_作業内容_.
1. アトリエについての文章から、「針と糸が出会うたびに、」から「八ヶ岳の季節がめぐる。」までのすべてを一字一句そのまま書き写してください。
2. アトリエについての文章を、示された最後の文のあとから書き継ぐこと。

「atelier」
― はじめに咲く場所―
時の音、光の息
カチ、コチ、カチ、コチ――
振り子時計が
小さく時を刻む音だけが響く。
けれど、
不思議とこの場所では、
その音に包まれながら
“時”を忘れてしまう。
窓から差し込むやわらかな光が、
机の上の道具や、
糸のかけらをそっと照らしていく。
窓の外からは、鳥たちのさえずり、
虫の羽音、木々を渡る風の音…
それらが静かな音楽のように重なり、
アトリエ全体が
ひとつの呼吸をしているよう…
咲きかけの花たち
ここは、
∗atelier eni∗の小さな世界。
糸たちは、
季節の草花のように並び、
それぞれが次の物語の出番を待っている。
針と糸が出会うたびに、
小さな命の灯がともり、
花たちは静かに、
けれど確かに咲いていく。
カゴの中では、
咲きかけの花がまどろみ、
まだ名前のない小さな欠片たちが
夢を見ている…
∗atelier eni∗の花々は、
このアトリエの空気を吸い、
光を飲み込みながら息づいている。
八ヶ岳の息吹とともに
窓の向こうには、
八ヶ岳の季節がめぐる。
春には、
淡い霞が山肌にやさしく降りて、
風に乗って花の香りがふわりと流れ込む。

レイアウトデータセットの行

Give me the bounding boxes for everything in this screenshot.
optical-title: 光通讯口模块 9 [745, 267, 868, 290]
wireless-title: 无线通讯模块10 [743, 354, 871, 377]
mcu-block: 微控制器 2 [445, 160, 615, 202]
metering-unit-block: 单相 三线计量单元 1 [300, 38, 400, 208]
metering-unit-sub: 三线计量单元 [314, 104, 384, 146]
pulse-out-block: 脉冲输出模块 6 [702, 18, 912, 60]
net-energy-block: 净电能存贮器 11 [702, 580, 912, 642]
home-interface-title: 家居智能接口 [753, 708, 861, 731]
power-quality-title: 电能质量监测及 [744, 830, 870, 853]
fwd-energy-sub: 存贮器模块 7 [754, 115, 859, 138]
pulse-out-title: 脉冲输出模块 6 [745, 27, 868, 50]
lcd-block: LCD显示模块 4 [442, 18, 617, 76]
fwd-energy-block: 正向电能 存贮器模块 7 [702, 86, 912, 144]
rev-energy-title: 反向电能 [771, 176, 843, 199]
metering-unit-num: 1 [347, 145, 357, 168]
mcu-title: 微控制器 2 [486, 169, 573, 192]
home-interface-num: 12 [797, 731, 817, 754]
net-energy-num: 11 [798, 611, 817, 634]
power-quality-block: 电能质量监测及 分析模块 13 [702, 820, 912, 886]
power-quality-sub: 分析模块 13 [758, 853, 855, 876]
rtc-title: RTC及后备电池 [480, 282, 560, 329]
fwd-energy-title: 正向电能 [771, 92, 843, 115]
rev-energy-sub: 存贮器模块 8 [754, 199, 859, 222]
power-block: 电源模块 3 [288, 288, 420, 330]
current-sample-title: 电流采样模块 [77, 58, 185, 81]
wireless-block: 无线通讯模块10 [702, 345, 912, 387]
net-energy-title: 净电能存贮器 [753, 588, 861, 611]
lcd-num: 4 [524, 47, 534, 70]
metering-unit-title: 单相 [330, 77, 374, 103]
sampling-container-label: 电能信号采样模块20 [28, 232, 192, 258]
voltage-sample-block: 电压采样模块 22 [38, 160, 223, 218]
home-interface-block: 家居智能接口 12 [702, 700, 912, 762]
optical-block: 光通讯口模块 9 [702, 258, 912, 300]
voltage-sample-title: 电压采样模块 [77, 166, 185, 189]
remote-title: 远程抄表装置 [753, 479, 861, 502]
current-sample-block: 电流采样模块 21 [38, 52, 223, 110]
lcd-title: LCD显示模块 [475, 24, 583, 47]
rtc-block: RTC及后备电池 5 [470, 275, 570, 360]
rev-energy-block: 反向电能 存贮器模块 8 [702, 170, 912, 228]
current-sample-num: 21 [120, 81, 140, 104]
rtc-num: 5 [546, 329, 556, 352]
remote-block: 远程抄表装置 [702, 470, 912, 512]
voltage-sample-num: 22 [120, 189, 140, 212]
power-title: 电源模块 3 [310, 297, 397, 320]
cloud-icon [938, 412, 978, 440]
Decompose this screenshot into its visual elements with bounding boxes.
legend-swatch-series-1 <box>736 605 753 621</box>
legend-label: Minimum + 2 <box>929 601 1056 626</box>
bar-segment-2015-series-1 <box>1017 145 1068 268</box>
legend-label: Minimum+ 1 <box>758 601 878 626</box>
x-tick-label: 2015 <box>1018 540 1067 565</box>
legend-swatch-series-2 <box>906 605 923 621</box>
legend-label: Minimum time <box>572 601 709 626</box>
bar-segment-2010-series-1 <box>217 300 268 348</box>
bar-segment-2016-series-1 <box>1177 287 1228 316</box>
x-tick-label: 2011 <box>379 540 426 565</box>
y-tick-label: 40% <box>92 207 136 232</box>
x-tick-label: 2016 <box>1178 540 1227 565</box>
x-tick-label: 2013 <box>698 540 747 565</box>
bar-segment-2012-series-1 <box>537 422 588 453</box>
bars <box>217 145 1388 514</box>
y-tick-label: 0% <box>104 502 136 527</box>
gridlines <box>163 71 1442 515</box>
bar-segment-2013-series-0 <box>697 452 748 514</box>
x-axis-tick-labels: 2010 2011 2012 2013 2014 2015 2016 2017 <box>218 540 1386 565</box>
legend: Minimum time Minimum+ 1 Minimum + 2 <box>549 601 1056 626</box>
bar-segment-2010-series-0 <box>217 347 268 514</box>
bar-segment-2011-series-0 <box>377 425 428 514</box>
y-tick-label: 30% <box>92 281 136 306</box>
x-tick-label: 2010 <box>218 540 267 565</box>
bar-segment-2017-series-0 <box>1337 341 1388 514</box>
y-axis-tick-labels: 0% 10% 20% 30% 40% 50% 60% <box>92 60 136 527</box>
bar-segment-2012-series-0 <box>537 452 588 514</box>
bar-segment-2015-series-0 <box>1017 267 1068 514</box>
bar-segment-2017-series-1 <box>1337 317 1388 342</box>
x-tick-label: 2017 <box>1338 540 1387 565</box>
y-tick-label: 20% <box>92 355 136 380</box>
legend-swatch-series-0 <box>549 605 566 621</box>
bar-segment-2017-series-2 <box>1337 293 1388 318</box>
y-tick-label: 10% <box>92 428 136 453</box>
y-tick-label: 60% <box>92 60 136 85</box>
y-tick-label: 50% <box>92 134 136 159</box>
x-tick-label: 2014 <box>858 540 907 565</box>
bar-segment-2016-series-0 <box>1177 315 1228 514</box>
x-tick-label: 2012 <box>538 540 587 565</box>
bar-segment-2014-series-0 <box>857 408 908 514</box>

_最終結果_.
1.
針と糸が出会うたびに、
小さな命の灯がともり、
花たちは静かに、
けれど確かに咲いていく。
カゴの中では、
咲きかけの花がまどろみ、
まだ名前のない小さな欠片たちが
夢を見ている…
∗atelier eni∗の花々は、
このアトリエの空気を吸い、
光を飲み込みながら息づいている。
八ヶ岳の息吹とともに
窓の向こうには、
八ヶ岳の季節がめぐる。

2.
夏は、
濃い緑の葉が光を弾き、
朝露の粒がきらめきながら、
小さな森の気配を連れてくる。
秋になると、
金色に染まった木々がさらさらと揺れ、
落ち葉の舞う音が、
アトリエの奥へ静かに届く。
冬は、
ひんやりと澄んだ空気の中、
雪に覆われた山々の静寂が、
まるで光そのもののように
すっと心に染み込んでくる。
そのどの季節も、
アトリエの空気や糸の色にそっと溶け込み、
作品の奥に
やさしい息づかいを残していくのです。
息づく場所
ここでは、すべてが生きている。
時計の音も、糸のきらめきも、
小さなため息や、息を呑む瞬間さえも、
この場所の「呼吸」のひとつ。
そしてこのアトリエは、
作品が“生まれる場所”であると同時に、
私自身がそっと還ってくる
“はじまりの場所”でもあります。
ここに戻るたび、
ほどけかけた糸がゆっくり整い、
心の奥の小さな灯が
またそっと灯りはじめる。
∗atelier eni∗のアトリエは、
今日も静かに、やさしく、
光と、物語と、あなたへつながる小さな花を
ゆっくりと紡いでいる。
そして――
このアトリエから生まれた草花たちを、
もしよければ、そっと覗いてみませんか。
あなたの手のひらで、新しい物語を咲かせる
小さな花たちが待っています。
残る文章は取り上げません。